▶ **WHAT YOU HAVE TO DO**
Extract each line holding the word "this" from the entries.

[Rows from a dataset]
================================
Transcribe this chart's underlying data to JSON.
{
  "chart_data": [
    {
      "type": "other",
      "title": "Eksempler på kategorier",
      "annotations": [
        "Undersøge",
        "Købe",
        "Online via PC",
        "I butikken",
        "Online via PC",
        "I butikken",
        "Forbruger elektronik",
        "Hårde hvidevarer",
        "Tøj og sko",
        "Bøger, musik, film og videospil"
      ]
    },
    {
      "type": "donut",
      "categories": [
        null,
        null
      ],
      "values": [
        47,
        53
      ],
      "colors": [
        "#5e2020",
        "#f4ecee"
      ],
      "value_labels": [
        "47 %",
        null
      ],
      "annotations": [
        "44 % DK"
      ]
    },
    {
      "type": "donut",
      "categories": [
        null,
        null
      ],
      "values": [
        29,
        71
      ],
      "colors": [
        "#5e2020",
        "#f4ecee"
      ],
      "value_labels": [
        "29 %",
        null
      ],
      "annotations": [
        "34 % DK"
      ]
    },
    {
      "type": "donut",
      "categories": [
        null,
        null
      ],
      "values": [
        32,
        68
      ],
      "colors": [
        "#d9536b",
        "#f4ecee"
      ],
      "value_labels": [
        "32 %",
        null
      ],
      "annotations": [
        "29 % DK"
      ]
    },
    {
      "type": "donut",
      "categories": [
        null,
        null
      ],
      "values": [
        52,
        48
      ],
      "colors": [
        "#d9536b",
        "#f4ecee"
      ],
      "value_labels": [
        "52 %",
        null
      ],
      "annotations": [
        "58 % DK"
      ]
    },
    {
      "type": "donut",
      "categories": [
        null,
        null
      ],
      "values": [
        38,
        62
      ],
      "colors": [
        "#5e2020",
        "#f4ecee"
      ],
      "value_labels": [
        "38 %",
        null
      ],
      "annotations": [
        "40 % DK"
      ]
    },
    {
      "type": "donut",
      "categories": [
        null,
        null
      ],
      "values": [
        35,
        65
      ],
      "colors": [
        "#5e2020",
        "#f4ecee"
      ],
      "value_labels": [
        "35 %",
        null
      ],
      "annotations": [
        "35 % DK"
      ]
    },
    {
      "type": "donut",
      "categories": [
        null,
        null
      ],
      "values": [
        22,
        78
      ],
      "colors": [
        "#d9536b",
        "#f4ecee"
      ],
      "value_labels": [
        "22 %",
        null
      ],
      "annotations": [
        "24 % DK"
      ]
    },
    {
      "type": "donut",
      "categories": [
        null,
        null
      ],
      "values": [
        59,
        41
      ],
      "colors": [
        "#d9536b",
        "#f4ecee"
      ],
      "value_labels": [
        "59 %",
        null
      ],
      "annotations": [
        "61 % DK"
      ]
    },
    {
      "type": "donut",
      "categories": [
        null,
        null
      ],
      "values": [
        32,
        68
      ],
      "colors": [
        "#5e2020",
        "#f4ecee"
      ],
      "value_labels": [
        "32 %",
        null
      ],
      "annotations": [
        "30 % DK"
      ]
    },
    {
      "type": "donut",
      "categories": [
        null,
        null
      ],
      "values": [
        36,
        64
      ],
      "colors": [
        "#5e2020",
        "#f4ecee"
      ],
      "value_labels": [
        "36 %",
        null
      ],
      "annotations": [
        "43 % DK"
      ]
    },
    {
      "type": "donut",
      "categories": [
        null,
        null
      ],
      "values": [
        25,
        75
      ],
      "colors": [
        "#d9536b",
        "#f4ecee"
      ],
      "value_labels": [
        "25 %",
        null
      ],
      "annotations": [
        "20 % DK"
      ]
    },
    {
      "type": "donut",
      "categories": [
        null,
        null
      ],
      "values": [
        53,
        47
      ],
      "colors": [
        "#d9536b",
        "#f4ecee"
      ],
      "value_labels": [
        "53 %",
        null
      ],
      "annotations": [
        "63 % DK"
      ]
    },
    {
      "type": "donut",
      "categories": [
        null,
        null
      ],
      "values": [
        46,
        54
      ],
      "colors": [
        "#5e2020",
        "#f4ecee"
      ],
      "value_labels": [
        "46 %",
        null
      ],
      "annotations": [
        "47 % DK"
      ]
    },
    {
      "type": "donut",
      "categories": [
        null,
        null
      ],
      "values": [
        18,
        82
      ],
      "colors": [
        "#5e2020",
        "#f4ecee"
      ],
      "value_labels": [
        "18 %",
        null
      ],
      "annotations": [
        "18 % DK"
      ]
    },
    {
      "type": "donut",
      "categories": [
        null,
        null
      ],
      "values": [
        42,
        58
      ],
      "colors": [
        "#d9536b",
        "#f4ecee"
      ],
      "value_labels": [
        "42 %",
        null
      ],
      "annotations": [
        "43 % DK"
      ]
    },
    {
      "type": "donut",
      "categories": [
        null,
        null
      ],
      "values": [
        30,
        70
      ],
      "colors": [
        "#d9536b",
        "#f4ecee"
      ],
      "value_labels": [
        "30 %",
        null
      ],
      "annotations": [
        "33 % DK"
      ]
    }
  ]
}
================================
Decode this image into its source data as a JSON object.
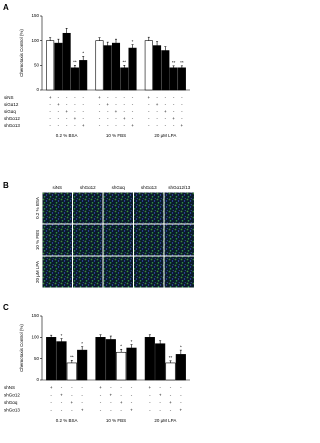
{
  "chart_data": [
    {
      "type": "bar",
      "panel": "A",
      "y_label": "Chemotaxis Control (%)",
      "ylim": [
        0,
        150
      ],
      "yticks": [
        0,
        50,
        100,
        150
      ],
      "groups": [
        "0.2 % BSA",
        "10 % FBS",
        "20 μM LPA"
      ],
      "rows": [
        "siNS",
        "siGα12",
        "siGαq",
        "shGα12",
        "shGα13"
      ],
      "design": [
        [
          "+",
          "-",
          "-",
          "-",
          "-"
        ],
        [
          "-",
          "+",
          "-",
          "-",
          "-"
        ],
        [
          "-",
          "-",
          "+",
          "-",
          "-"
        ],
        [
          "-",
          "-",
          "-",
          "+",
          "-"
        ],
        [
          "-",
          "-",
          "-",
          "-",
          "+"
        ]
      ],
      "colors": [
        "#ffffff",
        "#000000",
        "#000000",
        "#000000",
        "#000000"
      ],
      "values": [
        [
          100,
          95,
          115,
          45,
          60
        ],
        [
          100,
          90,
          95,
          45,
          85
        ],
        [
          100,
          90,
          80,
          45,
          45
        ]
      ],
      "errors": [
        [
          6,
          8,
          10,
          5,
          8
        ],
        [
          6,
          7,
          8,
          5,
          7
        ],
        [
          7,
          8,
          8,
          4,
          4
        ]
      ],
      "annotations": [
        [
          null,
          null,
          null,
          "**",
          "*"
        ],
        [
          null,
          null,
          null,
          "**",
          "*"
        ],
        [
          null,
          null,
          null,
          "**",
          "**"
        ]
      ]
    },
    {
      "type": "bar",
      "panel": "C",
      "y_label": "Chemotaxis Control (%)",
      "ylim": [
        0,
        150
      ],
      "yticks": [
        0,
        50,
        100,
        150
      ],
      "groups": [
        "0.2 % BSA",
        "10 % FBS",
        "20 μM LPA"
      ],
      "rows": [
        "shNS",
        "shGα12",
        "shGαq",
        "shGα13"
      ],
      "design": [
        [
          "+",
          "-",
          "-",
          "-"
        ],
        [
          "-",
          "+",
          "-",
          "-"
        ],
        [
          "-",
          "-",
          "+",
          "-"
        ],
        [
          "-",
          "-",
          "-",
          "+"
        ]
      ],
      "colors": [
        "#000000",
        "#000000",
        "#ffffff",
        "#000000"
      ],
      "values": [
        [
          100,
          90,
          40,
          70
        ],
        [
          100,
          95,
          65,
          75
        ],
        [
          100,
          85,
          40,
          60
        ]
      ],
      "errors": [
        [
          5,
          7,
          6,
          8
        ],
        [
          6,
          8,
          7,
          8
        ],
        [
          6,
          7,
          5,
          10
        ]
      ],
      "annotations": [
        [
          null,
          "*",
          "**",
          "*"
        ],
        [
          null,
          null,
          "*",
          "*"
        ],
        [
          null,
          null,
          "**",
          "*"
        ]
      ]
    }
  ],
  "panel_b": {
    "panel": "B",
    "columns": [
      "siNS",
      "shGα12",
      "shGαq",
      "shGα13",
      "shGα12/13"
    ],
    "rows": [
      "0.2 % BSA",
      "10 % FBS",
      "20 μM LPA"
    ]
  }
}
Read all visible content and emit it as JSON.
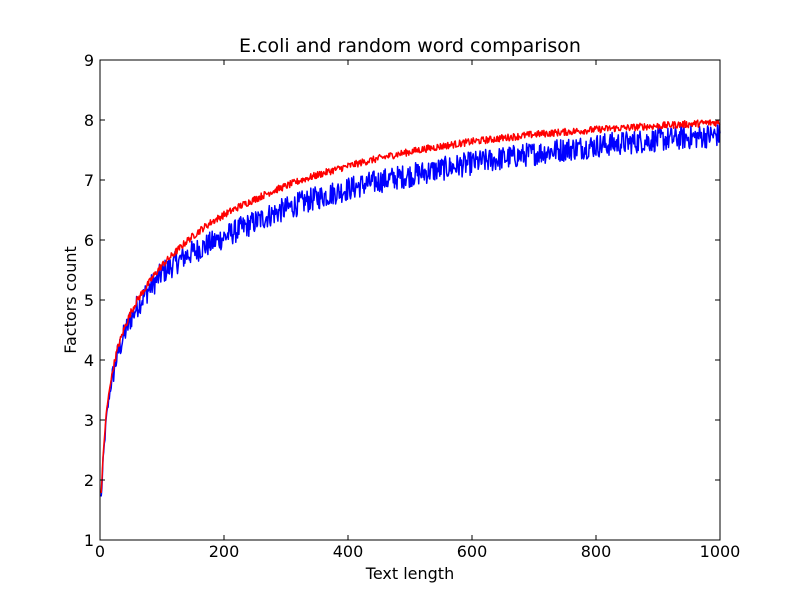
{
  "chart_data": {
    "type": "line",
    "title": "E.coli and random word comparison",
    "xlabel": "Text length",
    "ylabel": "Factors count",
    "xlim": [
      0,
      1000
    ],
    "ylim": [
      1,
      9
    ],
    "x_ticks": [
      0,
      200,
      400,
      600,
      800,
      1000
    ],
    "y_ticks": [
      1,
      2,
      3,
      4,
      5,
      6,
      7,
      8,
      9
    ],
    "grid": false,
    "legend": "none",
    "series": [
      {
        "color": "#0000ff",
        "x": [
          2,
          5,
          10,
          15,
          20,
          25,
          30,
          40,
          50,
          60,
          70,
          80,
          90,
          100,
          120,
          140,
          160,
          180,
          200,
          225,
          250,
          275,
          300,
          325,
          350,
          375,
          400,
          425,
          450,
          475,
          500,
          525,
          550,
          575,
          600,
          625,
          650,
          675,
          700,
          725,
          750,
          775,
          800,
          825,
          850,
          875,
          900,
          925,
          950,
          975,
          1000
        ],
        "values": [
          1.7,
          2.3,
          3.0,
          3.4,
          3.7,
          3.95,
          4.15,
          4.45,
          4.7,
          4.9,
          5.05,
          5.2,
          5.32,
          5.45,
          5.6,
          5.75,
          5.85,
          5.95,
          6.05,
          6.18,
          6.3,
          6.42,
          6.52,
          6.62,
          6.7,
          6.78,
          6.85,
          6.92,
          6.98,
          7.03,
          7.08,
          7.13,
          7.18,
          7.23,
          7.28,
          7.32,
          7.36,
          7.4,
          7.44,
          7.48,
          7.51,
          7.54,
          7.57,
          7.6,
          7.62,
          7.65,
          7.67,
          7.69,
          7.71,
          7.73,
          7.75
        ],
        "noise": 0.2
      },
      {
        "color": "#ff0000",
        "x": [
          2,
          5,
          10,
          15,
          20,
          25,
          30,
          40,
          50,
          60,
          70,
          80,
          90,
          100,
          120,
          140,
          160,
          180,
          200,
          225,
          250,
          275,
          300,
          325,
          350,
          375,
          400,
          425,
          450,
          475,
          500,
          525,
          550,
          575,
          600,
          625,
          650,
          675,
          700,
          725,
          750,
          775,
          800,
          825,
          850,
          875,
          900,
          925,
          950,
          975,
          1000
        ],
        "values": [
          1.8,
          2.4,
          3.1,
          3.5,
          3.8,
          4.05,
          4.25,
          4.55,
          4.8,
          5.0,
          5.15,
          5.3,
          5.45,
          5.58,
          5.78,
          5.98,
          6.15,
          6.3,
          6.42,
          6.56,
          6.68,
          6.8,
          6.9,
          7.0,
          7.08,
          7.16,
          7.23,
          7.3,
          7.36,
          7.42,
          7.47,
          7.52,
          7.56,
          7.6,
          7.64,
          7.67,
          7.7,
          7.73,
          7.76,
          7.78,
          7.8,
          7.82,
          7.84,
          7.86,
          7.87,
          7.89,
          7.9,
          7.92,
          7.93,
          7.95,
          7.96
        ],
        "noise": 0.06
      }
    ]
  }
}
================================
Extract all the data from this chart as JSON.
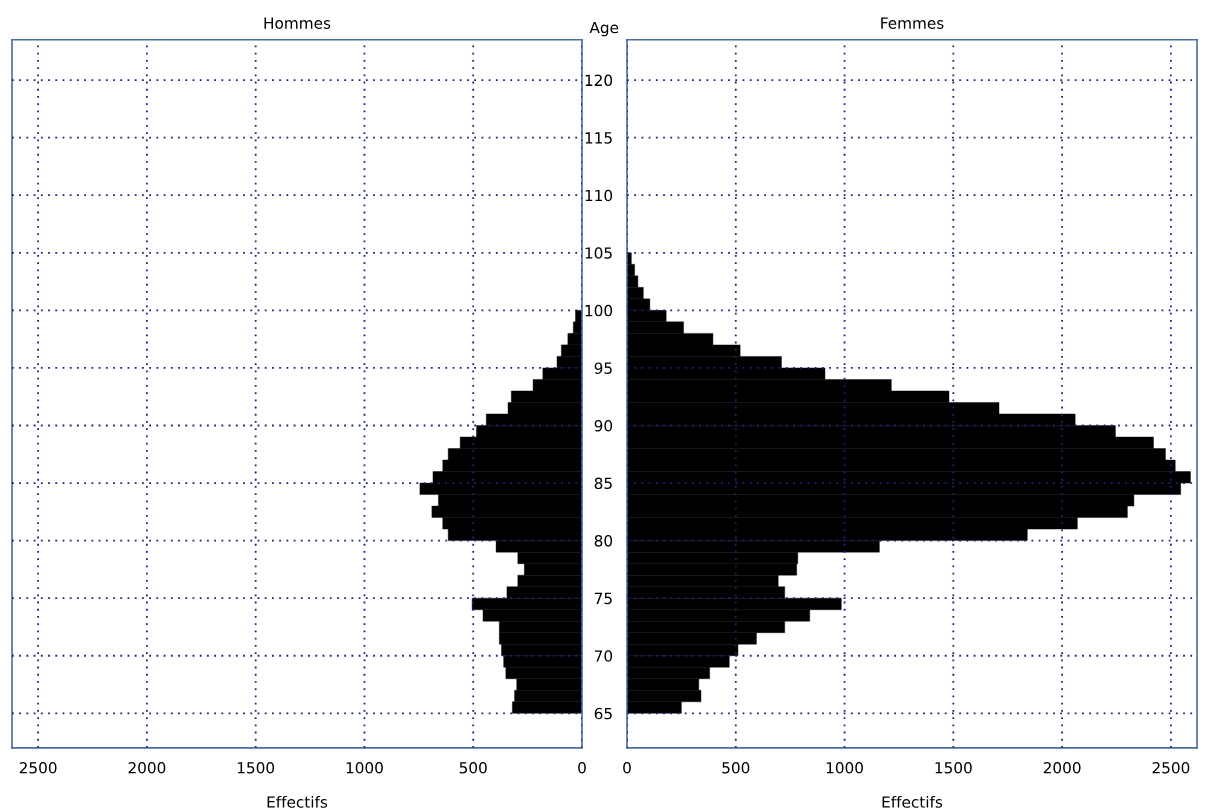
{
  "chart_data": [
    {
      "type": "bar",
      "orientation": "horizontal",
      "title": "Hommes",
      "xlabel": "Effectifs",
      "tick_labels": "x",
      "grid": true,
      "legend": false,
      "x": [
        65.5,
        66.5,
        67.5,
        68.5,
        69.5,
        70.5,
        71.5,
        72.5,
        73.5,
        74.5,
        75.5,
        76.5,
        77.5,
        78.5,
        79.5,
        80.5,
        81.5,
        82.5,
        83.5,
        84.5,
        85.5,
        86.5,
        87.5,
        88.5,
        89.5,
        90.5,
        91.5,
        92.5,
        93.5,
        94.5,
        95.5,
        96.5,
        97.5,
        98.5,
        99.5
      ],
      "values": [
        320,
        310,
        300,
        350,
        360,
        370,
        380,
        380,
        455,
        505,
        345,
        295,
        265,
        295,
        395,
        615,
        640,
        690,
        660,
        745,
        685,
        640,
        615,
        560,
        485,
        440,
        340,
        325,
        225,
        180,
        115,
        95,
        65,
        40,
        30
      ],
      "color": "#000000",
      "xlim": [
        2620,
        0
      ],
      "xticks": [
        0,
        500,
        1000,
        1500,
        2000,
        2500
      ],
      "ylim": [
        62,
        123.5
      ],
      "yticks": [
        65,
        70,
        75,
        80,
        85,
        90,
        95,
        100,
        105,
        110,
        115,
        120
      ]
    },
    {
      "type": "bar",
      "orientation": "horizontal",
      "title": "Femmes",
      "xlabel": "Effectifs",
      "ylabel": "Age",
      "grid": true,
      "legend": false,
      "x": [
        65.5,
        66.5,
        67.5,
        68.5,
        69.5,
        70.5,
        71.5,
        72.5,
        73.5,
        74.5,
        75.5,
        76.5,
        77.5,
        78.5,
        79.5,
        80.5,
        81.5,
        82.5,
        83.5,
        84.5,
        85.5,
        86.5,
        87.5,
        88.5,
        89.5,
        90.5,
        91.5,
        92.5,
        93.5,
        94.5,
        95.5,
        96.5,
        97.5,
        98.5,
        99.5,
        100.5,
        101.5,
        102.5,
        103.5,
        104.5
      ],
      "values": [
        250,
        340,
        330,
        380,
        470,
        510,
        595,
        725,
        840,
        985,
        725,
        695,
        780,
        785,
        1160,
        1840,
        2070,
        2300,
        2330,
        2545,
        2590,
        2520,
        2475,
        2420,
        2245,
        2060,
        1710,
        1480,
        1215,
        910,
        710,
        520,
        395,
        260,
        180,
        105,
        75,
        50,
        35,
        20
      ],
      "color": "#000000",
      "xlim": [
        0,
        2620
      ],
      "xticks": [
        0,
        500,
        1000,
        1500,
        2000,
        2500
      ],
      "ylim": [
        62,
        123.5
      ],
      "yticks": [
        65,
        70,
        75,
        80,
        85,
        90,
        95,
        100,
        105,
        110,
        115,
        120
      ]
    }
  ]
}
================================
▶ **TASK RESPONSE**
Transcribe this chart's underlying data to JSON.
Decode this image into its source data as a JSON object.
Extract all the data from this chart as JSON.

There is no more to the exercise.